### Aim
Copy out the data exactly, leaving the pictures behind.

### Data records
┄┄┄┄┄┄

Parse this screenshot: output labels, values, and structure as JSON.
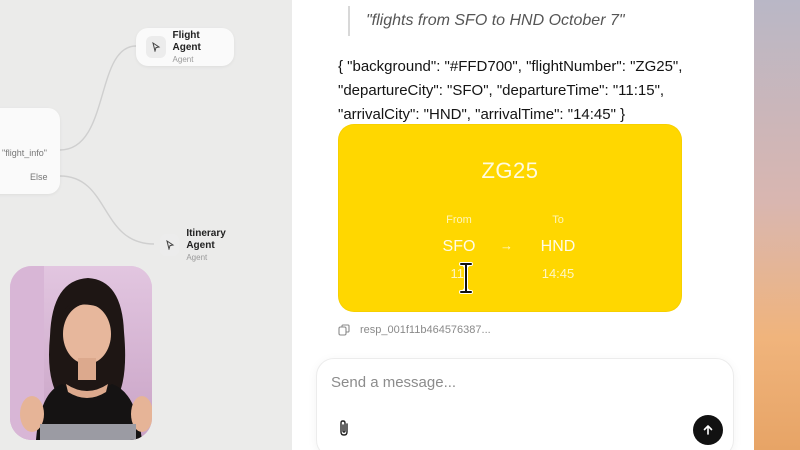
{
  "workflow": {
    "branch_condition": "\"flight_info\"",
    "branch_else": "Else",
    "flight_agent": {
      "title": "Flight Agent",
      "subtitle": "Agent"
    },
    "itinerary_agent": {
      "title": "Itinerary Agent",
      "subtitle": "Agent"
    }
  },
  "chat": {
    "user_quote": "\"flights from SFO to HND October 7\"",
    "json_lines": [
      "{ \"background\": \"#FFD700\", \"flightNumber\": \"ZG25\",",
      "\"departureCity\": \"SFO\", \"departureTime\": \"11:15\",",
      "\"arrivalCity\": \"HND\", \"arrivalTime\": \"14:45\" }"
    ],
    "card": {
      "background": "#FFD700",
      "flight_number": "ZG25",
      "from_label": "From",
      "to_label": "To",
      "departure_city": "SFO",
      "arrival_city": "HND",
      "departure_time": "11:",
      "arrival_time": "14:45",
      "arrow": "→"
    },
    "response_id": "resp_001f11b464576387...",
    "composer": {
      "placeholder": "Send a message..."
    }
  },
  "icons": {
    "agent_node": "cursor-arrow-icon",
    "copy": "copy-icon",
    "attach": "paperclip-icon",
    "send": "arrow-up-icon",
    "text_cursor": "i-beam-cursor-icon"
  },
  "colors": {
    "accent": "#FFD700",
    "send_button": "#111111"
  }
}
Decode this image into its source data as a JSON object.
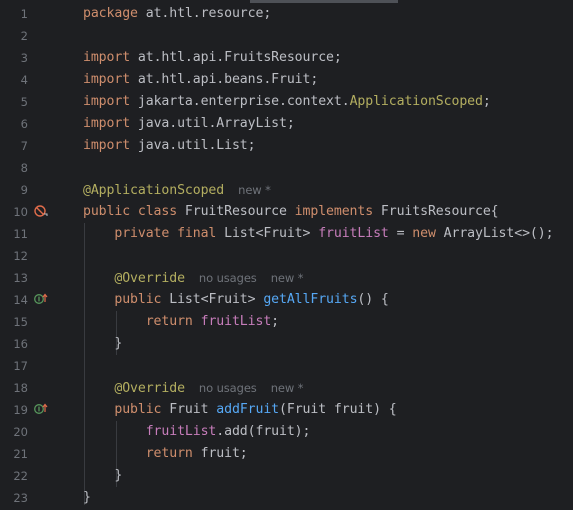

┄┄┄┄┄┄

### The result
Parse this screenshot: output labels, values, and structure as JSON.
{
  "workflow": {
    "branch_condition": "\"flight_info\"",
    "branch_else": "Else",
    "flight_agent": {
      "title": "Flight Agent",
      "subtitle": "Agent"
    },
    "itinerary_agent": {
      "title": "Itinerary Agent",
      "subtitle": "Agent"
    }
  },
  "chat": {
    "user_quote": "\"flights from SFO to HND October 7\"",
    "json_lines": [
      "{ \"background\": \"#FFD700\", \"flightNumber\": \"ZG25\",",
      "\"departureCity\": \"SFO\", \"departureTime\": \"11:15\",",
      "\"arrivalCity\": \"HND\", \"arrivalTime\": \"14:45\" }"
    ],
    "card": {
      "background": "#FFD700",
      "flight_number": "ZG25",
      "from_label": "From",
      "to_label": "To",
      "departure_city": "SFO",
      "arrival_city": "HND",
      "departure_time": "11:",
      "arrival_time": "14:45",
      "arrow": "→"
    },
    "response_id": "resp_001f11b464576387...",
    "composer": {
      "placeholder": "Send a message..."
    }
  },
  "icons": {
    "agent_node": "cursor-arrow-icon",
    "copy": "copy-icon",
    "attach": "paperclip-icon",
    "send": "arrow-up-icon",
    "text_cursor": "i-beam-cursor-icon"
  },
  "colors": {
    "accent": "#FFD700",
    "send_button": "#111111"
  }
}
Decode this image into its source data as a JSON object.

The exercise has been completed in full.